● **Entries provided**:
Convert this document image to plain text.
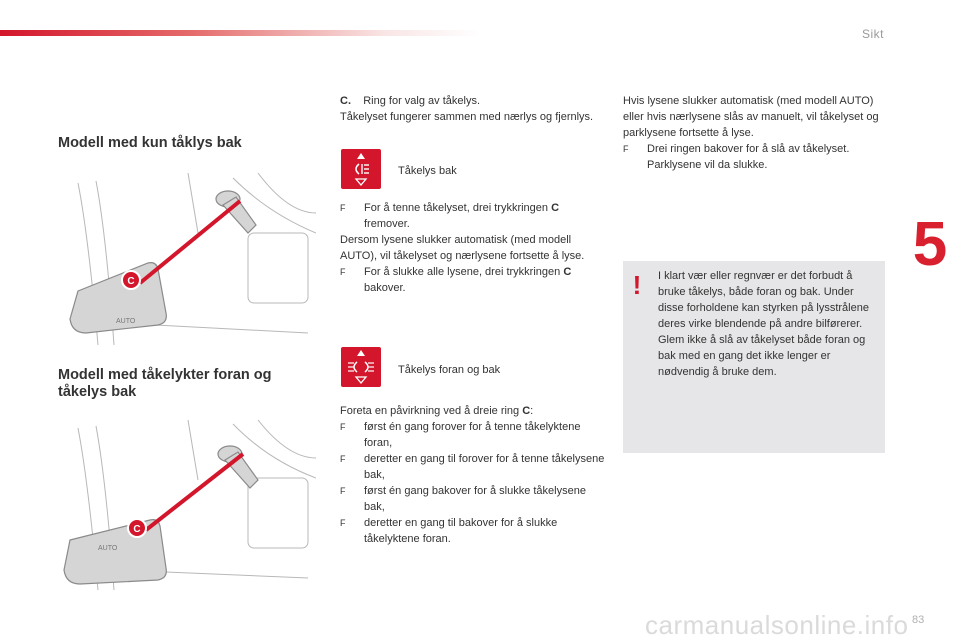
Sikt
5
83
Modell med kun tåklys bak
AUTO
C
Modell med tåkelykter foran og tåkelys bak
AUTO
C

C. Ring for valg av tåkelys.

Tåkelyset fungerer sammen med nærlys og fjernlys.

Tåkelys bak

F For å tenne tåkelyset, drei trykkringen C fremover.

Dersom lysene slukker automatisk (med modell AUTO), vil tåkelyset og nærlysene fortsette å lyse.

F For å slukke alle lysene, drei trykkringen C bakover.

Tåkelys foran og bak

Foreta en påvirkning ved å dreie ring C:

F først én gang forover for å tenne tåkelyktene foran,

F deretter en gang til forover for å tenne tåkelysene bak,

F først én gang bakover for å slukke tåkelysene bak,

F deretter en gang til bakover for å slukke tåkelyktene foran.

Hvis lysene slukker automatisk (med modell AUTO) eller hvis nærlysene slås av manuelt, vil tåkelyset og parklysene fortsette å lyse.

F Drei ringen bakover for å slå av tåkelyset. Parklysene vil da slukke.

! I klart vær eller regnvær er det forbudt å bruke tåkelys, både foran og bak. Under disse forholdene kan styrken på lysstrålene deres virke blendende på andre bilførerer.

Glem ikke å slå av tåkelyset både foran og bak med en gang det ikke lenger er nødvendig å bruke dem.

carmanualsonline.info
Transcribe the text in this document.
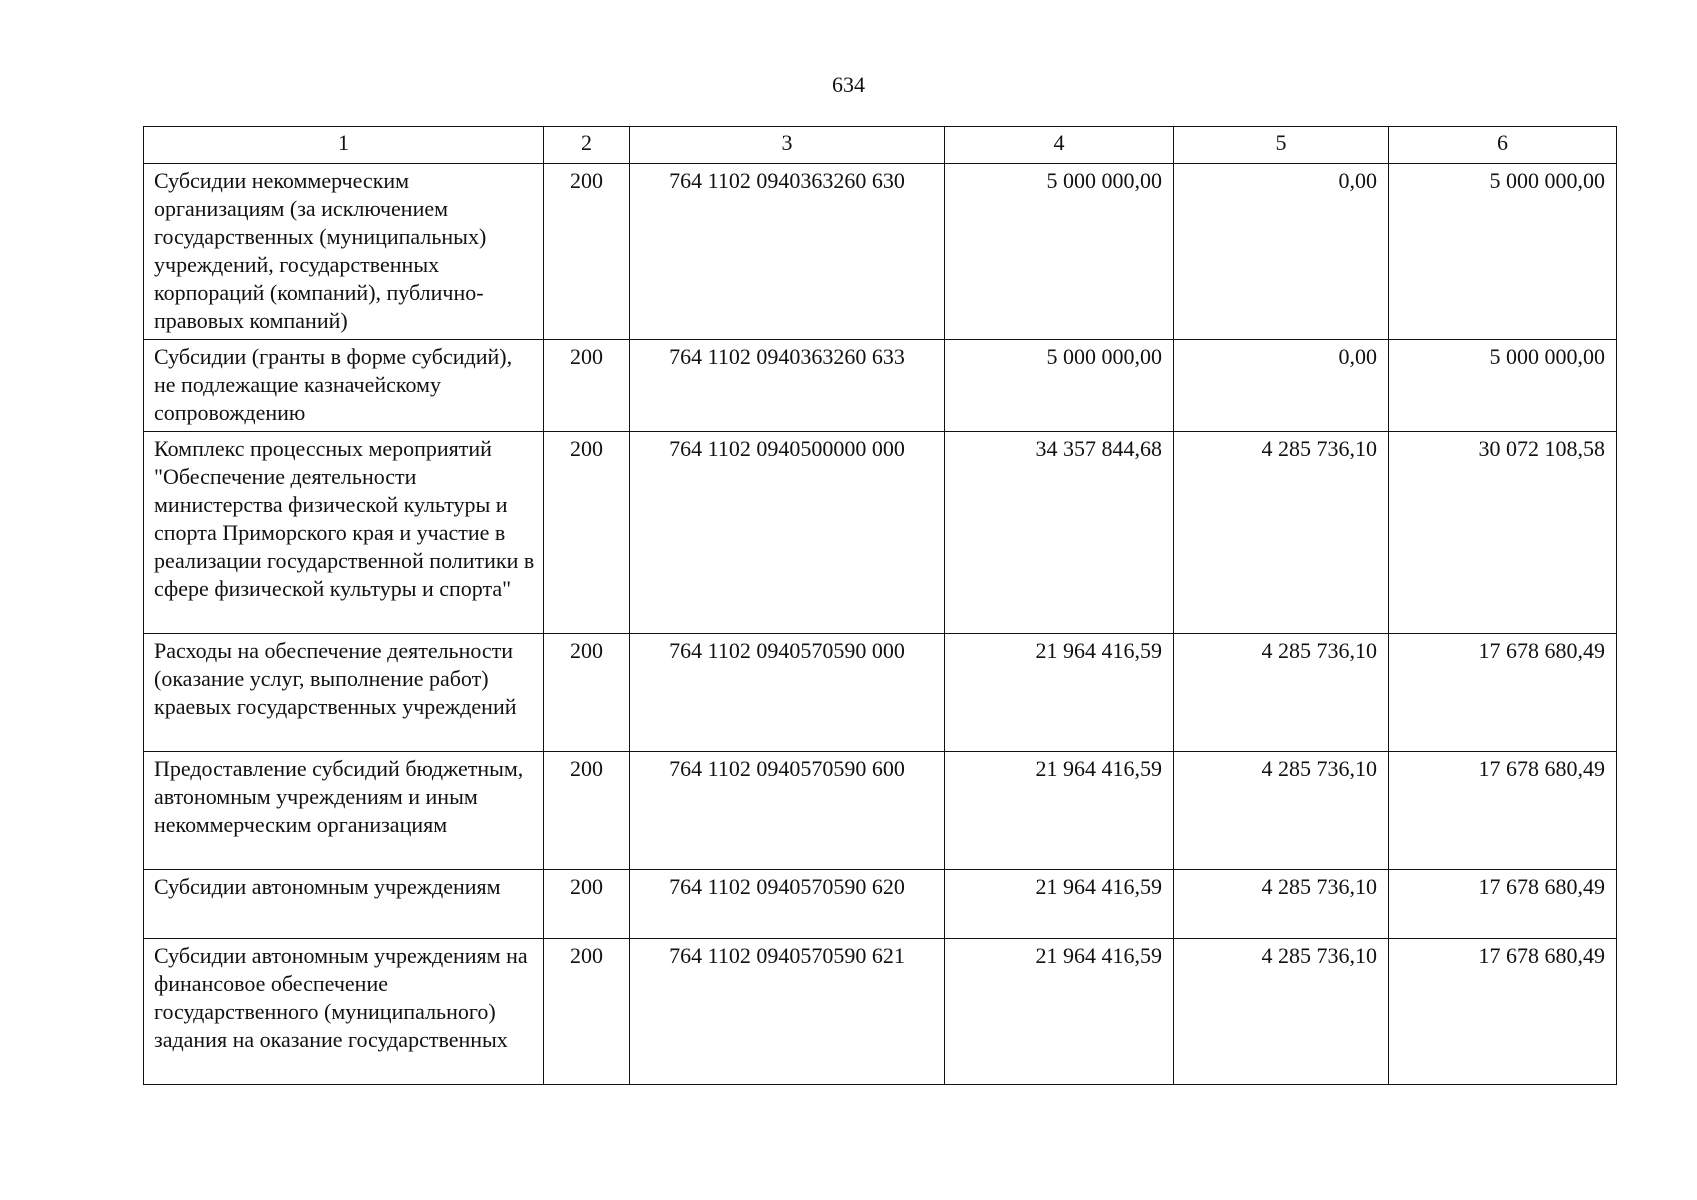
634
1	2	3	4	5	6
Субсидии некоммерческим организациям (за исключением государственных (муниципальных) учреждений, государственных корпораций (компаний), публично-правовых компаний)	200	764 1102 0940363260 630	5 000 000,00	0,00	5 000 000,00
Субсидии (гранты в форме субсидий), не подлежащие казначейскому сопровождению	200	764 1102 0940363260 633	5 000 000,00	0,00	5 000 000,00
Комплекс процессных мероприятий "Обеспечение деятельности министерства физической культуры и спорта Приморского края и участие в реализации государственной политики в сфере физической культуры и спорта"	200	764 1102 0940500000 000	34 357 844,68	4 285 736,10	30 072 108,58
Расходы на обеспечение деятельности (оказание услуг, выполнение работ) краевых государственных учреждений	200	764 1102 0940570590 000	21 964 416,59	4 285 736,10	17 678 680,49
Предоставление субсидий бюджетным, автономным учреждениям и иным некоммерческим организациям	200	764 1102 0940570590 600	21 964 416,59	4 285 736,10	17 678 680,49
Субсидии автономным учреждениям	200	764 1102 0940570590 620	21 964 416,59	4 285 736,10	17 678 680,49
Субсидии автономным учреждениям на финансовое обеспечение государственного (муниципального) задания на оказание государственных	200	764 1102 0940570590 621	21 964 416,59	4 285 736,10	17 678 680,49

● **Task details**: Return all lines containing the word "tåkelyktene".

● **Response to the task**:
F først én gang forover for å tenne tåkelyktene foran,
F deretter en gang til bakover for å slukke tåkelyktene foran.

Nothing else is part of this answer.